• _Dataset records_
◇ ◇ ◇ ◇

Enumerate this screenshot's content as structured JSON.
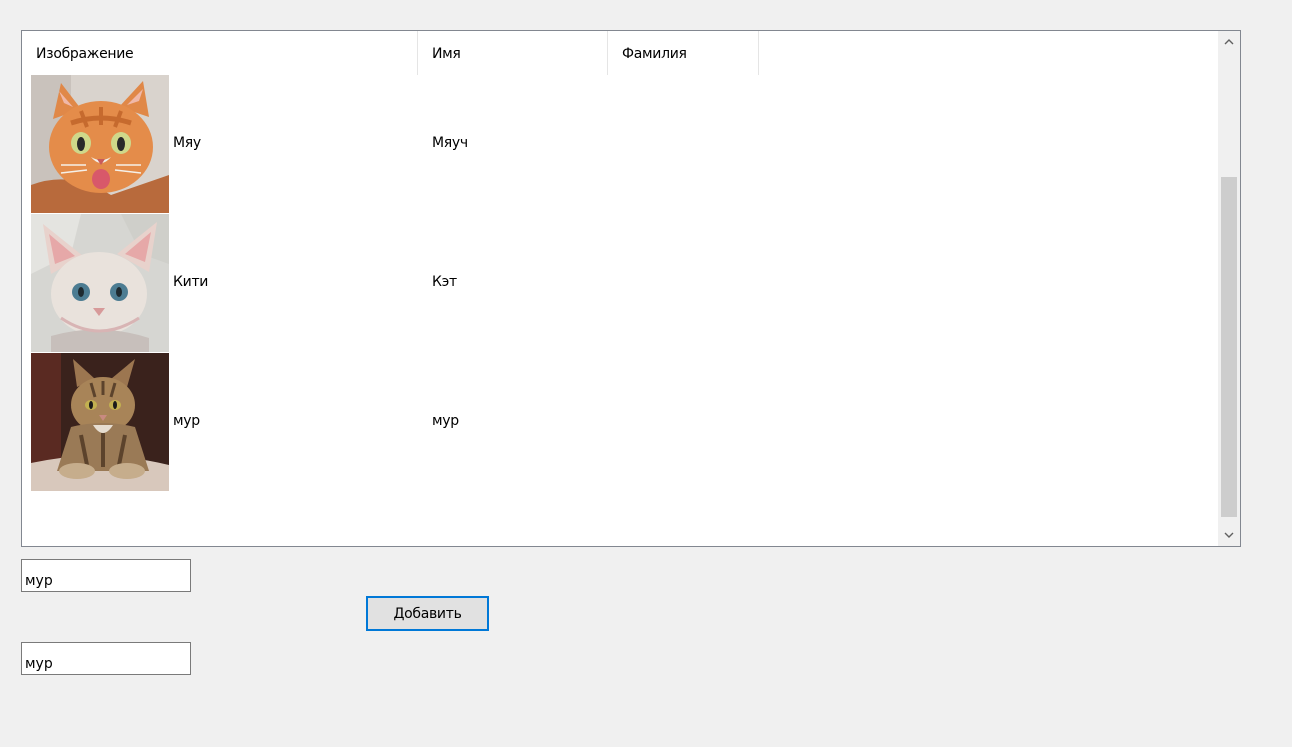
{
  "listview": {
    "columns": [
      {
        "label": "Изображение"
      },
      {
        "label": "Имя"
      },
      {
        "label": "Фамилия"
      }
    ],
    "rows": [
      {
        "image": "orange-cat-photo",
        "col0": "Мяу",
        "col1": "Мяуч"
      },
      {
        "image": "sphynx-cat-photo",
        "col0": "Кити",
        "col1": "Кэт"
      },
      {
        "image": "tabby-cat-photo",
        "col0": "мур",
        "col1": "мур"
      }
    ]
  },
  "form": {
    "first_input_value": "мур",
    "second_input_value": "мур",
    "add_button_label": "Добавить"
  },
  "icons": {
    "scroll_up": "chevron-up-icon",
    "scroll_down": "chevron-down-icon"
  },
  "colors": {
    "window_bg": "#f0f0f0",
    "list_bg": "#ffffff",
    "button_focus": "#0078d7",
    "scroll_thumb": "#cdcdcd"
  }
}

◇ ◇ ◇ ◇

• _Prompt_
Repeat the material above word for word, please, apart from its images.

• _Worked solution_
Enumerate this screenshot's content as structured JSON.
{
  "listview": {
    "columns": [
      {
        "label": "Изображение"
      },
      {
        "label": "Имя"
      },
      {
        "label": "Фамилия"
      }
    ],
    "rows": [
      {
        "image": "orange-cat-photo",
        "col0": "Мяу",
        "col1": "Мяуч"
      },
      {
        "image": "sphynx-cat-photo",
        "col0": "Кити",
        "col1": "Кэт"
      },
      {
        "image": "tabby-cat-photo",
        "col0": "мур",
        "col1": "мур"
      }
    ]
  },
  "form": {
    "first_input_value": "мур",
    "second_input_value": "мур",
    "add_button_label": "Добавить"
  },
  "icons": {
    "scroll_up": "chevron-up-icon",
    "scroll_down": "chevron-down-icon"
  },
  "colors": {
    "window_bg": "#f0f0f0",
    "list_bg": "#ffffff",
    "button_focus": "#0078d7",
    "scroll_thumb": "#cdcdcd"
  }
}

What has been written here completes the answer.